• VORLIEGENDER AUSZUG:

Schmecken, schmusen, spüren!
Zuerst die Kirsche, dann das Sahnehäubchen, bis das Erdbeereis auf der Zunge zergeht: Ein prall gefüllter, cremiger Eisbecher schmeckt klasse. Aber nicht nur das: Nahrungsmittel wirken auf unseren Hormonhaushalt ähnlich wie Musik oder Berührungen. Manche sogar besonders stark - man nennt sie Aphrodisiaka.
Ein Korb voller Geheimnisse
Schon Aphrodite, die griechische Göttin der Liebe, ging für ihre Libido in den Wald. Dort suchte sie nach Kräutern und Gewürzen, die Lust machen und den Körper stimulieren. In Aphrodites Korb fand man eine Mischung aus Sauerampfer und Distelblumen. Dabei gibt es viel angenehmere Hilfsmittel aus der Natur.
Anmachen und Tee trinken
Zum Beispiel chinesischen Tee: Die getrockneten Blätter werden mit dampfend heißem Wasser aufgegossen. Nach ein paar Minuten entfaltet sich das Tee-Aroma - und mit ihm eine anregende und leistungssteigernde Wirkung. Auf alten japanischen Bildern sieht man Liebespaare sogar während dem Akt Tee trinken. Eine zweite Schale schadet also nicht.

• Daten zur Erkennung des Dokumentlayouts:
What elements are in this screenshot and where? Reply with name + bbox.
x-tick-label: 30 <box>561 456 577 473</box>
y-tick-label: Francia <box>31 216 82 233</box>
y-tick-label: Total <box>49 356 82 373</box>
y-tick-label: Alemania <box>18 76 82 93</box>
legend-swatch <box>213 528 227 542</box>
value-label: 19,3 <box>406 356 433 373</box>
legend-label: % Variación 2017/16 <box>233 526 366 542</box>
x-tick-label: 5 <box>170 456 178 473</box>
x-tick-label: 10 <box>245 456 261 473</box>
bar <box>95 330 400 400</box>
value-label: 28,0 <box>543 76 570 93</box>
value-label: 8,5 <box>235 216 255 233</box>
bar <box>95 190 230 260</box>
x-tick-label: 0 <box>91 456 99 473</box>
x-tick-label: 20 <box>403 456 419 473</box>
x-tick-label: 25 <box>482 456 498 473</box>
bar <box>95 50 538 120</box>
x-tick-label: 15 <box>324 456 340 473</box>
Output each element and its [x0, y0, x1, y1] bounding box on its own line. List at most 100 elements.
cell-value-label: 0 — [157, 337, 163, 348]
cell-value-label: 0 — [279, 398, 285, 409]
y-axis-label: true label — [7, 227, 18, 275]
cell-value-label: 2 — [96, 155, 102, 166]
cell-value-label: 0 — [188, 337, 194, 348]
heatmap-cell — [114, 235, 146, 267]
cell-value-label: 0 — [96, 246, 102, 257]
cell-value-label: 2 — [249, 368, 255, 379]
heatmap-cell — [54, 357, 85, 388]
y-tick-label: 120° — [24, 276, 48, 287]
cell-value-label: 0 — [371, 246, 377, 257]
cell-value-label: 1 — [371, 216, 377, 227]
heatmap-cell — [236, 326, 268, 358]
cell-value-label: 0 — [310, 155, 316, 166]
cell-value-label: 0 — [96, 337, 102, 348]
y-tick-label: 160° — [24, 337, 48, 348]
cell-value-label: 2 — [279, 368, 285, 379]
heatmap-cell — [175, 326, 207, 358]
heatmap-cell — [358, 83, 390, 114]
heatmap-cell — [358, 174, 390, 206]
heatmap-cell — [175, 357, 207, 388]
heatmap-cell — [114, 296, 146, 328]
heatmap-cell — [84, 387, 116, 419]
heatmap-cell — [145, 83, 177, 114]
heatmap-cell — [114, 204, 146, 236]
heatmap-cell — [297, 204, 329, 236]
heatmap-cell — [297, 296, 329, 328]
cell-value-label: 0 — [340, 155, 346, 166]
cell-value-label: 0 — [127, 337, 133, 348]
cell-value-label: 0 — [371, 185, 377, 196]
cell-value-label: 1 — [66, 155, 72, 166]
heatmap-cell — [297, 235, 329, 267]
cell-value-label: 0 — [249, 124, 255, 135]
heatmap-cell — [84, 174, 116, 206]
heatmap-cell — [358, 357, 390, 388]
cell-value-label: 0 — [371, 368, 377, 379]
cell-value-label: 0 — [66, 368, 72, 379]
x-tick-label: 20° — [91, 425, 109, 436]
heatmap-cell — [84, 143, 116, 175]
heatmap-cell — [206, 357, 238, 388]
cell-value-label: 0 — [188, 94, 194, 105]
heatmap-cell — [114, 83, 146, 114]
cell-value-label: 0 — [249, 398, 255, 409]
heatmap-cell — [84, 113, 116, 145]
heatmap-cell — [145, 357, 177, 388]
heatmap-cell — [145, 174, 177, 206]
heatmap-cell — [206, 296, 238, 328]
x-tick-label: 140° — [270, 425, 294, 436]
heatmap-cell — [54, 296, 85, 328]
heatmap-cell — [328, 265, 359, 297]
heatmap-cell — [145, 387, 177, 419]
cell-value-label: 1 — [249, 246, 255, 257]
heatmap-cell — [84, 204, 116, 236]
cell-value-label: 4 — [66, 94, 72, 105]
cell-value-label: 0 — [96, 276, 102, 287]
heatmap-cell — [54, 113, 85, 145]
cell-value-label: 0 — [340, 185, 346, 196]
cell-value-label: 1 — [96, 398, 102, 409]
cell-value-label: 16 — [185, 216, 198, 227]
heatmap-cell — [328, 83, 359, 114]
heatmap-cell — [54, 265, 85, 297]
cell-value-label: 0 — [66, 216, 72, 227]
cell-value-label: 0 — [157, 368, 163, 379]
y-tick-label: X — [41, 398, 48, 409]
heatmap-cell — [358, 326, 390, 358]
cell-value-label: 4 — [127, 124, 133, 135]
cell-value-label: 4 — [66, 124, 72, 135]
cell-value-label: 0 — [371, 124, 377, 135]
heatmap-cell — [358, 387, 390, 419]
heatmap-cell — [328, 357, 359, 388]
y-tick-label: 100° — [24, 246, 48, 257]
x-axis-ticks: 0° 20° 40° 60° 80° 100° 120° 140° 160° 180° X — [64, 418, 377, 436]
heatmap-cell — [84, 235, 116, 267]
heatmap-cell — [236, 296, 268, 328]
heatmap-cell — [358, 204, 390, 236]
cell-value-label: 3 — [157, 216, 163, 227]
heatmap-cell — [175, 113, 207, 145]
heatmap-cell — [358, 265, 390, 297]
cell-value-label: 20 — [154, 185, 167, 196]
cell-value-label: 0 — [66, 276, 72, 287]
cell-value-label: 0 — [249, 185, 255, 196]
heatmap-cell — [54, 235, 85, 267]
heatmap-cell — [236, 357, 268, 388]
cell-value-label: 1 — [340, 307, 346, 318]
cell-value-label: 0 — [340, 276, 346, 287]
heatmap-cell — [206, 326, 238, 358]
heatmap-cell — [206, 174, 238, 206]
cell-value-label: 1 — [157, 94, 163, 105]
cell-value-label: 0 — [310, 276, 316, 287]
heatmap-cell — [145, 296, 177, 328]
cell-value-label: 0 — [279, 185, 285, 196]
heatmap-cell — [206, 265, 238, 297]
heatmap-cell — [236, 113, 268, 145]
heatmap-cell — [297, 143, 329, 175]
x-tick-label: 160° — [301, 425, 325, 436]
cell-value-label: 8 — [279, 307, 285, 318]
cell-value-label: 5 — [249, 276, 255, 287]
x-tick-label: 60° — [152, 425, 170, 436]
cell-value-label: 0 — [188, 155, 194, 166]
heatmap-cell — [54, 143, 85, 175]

• ARBEITSAUFTRAG A:
Übersetze aus dem Auszug über Aphrodisiaka den Satz „Auf alten japanischen Bildern sieht man Liebespaare sogar während dem Akt Tee trinken.“ ins Englische.
• ARBEITSAUFTRAG B:
Fasse den Absatz aus dem Auszug über Aphrodisiaka, der mit „Schon Aphrodite, die griechische Göttin der Liebe“ beginnt, kürzer zusammen und behalte dabei seine wesentlichen Angaben bei.
• ARBEITSAUFTRAG C:
Schreibe den Auszug über Aphrodisiaka im Anschluss an seinen letzten Satz weiter.
Die Zeilen stehen in keinem Zusammenhang mit dem Auszug über Aphrodisiaka.

• LÖSUNG DER AUFGABE A:
In old Japanese pictures, couples are even shown drinking tea during the act.

• LÖSUNG DER AUFGABE B:
Die griechische Liebesgöttin Aphrodite suchte im Wald nach Kräutern und Gewürzen, die Lust machen und den Körper stimulieren. In ihrem Korb fand man eine Mischung aus Sauerampfer und Distelblumen. Die Natur bietet jedoch viel angenehmere Hilfsmittel.

• LÖSUNG DER AUFGABE C:
Scharf bis in die Wurzel
Ingwer findet man auf dem Boden vieler Teetassen. Vor allem Indonesier glauben, dass das Wurzelgewächs die Lust auf Sex steigern kann. Sie mischen Ingwer in den traditionellen Jamu-Kräutertrunk, der jung und fit halten soll. In Indien isst man Ingwer gegen Impotenz, allerdings in Honig eingelegt. Schmeckt scharf - und stimuliert nicht nur die Geschmacksknospen.
Pineapple Express
Wer fruchtige Aphrodisiaka mag, sollte Ananas snacken. Mit Chilipulver gegessen oder in Honig und weißen Rum eingelegt wirkt die vollreife Frucht stärkend und reinigend. Der wunderbare Ananas-Duft tut sein Übriges.
Nur für Mutige!
Die bekanntesten natürlichen Aphrodisiaka sind Austern. Sie enthalten wertvolle Proteine und viel Zink. Das kurbelt die Hormon-Produktion an und belebt - schmeckt aber nicht jedem. Besonders Mutige sollten Brennessel pflücken: Ein Streif über die Beine und das Blut pulsiert in den Adern. Nicht deine Tasse Tee? Dann solltest du beim chinesischen Heißgetränk bleiben.